### What is asked
Return all lines where the word "name" can be found.

### Records excerpted from a collection

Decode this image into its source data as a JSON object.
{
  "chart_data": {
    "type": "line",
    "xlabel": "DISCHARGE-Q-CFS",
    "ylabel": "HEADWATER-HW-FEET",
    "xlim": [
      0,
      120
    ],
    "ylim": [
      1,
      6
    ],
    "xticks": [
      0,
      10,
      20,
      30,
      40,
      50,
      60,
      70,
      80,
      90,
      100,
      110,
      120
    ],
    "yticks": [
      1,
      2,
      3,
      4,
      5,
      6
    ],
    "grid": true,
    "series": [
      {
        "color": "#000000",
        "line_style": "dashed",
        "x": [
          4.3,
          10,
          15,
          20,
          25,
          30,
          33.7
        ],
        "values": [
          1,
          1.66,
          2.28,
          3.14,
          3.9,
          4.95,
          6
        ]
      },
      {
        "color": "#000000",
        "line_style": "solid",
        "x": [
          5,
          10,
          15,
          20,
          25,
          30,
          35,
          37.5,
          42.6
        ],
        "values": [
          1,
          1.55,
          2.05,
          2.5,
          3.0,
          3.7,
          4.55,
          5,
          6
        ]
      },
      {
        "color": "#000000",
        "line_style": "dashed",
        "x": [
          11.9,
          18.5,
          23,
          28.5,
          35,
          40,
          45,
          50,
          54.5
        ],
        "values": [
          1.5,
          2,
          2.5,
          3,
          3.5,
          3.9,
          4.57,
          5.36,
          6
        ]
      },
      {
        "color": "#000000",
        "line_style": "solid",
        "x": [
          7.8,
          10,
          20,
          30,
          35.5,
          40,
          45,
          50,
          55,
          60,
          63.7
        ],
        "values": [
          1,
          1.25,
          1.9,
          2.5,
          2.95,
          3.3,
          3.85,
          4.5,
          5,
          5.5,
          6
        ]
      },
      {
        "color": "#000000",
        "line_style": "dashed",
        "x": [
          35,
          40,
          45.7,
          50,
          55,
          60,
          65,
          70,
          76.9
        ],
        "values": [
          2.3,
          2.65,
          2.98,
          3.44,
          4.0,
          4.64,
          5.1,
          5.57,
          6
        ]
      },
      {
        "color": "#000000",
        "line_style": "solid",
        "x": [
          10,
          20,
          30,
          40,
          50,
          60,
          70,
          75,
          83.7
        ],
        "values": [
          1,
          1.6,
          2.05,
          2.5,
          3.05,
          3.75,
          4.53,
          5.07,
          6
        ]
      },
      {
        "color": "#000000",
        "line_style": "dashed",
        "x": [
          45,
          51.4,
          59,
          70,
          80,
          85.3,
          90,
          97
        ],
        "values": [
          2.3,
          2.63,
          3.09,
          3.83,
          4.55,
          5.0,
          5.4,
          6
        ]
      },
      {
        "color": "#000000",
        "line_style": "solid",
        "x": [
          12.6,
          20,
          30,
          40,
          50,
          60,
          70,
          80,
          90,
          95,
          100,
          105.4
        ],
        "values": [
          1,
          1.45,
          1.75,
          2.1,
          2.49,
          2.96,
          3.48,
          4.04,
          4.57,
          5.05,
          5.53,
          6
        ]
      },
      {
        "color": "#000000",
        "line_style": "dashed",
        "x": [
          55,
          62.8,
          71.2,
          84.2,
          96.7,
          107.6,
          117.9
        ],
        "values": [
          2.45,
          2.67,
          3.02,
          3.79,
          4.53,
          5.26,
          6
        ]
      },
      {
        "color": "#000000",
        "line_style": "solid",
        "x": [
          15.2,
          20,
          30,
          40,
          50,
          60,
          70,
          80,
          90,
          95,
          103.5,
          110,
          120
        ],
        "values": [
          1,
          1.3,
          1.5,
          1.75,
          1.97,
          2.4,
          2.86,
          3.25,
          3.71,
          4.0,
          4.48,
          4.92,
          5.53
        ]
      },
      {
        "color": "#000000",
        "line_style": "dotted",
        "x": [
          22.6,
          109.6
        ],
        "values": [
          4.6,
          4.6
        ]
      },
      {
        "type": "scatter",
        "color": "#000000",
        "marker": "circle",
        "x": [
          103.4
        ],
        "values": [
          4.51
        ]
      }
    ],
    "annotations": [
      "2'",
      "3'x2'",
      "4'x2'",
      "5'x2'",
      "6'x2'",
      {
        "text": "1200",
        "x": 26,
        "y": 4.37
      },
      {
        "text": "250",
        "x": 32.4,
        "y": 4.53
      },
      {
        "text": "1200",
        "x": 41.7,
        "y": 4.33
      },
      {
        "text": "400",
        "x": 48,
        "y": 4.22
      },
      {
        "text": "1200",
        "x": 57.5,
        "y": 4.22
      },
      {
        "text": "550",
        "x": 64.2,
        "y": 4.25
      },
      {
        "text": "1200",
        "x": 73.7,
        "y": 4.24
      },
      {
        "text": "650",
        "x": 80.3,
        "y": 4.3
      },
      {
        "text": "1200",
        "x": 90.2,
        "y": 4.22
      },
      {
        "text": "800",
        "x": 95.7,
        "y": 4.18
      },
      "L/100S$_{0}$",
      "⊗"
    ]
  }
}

* * *

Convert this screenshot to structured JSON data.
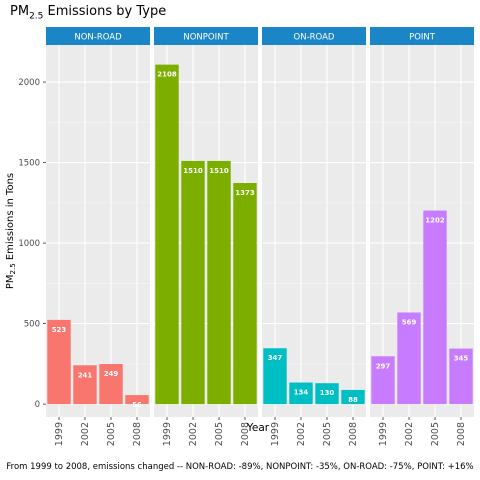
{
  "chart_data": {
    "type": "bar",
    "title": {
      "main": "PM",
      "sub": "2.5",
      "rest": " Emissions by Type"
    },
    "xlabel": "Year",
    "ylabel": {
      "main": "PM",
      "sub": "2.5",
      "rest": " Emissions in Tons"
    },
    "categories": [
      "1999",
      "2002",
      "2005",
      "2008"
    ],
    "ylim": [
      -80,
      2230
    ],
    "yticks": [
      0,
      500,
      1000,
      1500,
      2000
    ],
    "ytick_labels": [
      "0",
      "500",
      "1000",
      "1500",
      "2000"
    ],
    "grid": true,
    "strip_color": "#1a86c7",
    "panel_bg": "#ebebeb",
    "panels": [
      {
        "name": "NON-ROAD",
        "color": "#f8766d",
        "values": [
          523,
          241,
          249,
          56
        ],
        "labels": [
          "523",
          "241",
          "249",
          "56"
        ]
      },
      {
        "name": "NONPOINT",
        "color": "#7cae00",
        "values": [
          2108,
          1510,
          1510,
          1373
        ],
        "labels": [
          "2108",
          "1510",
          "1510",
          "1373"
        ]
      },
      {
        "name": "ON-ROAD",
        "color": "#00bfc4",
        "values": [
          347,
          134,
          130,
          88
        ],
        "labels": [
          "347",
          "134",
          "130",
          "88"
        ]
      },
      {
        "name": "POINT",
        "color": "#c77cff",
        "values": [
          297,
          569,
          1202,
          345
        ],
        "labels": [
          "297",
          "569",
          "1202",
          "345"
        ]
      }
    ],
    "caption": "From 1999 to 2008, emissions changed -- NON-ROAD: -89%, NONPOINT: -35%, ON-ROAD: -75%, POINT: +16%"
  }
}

### Result of the exercise
        "name": "NON-ROAD",
        "name": "NONPOINT",
        "name": "ON-ROAD",
        "name": "POINT",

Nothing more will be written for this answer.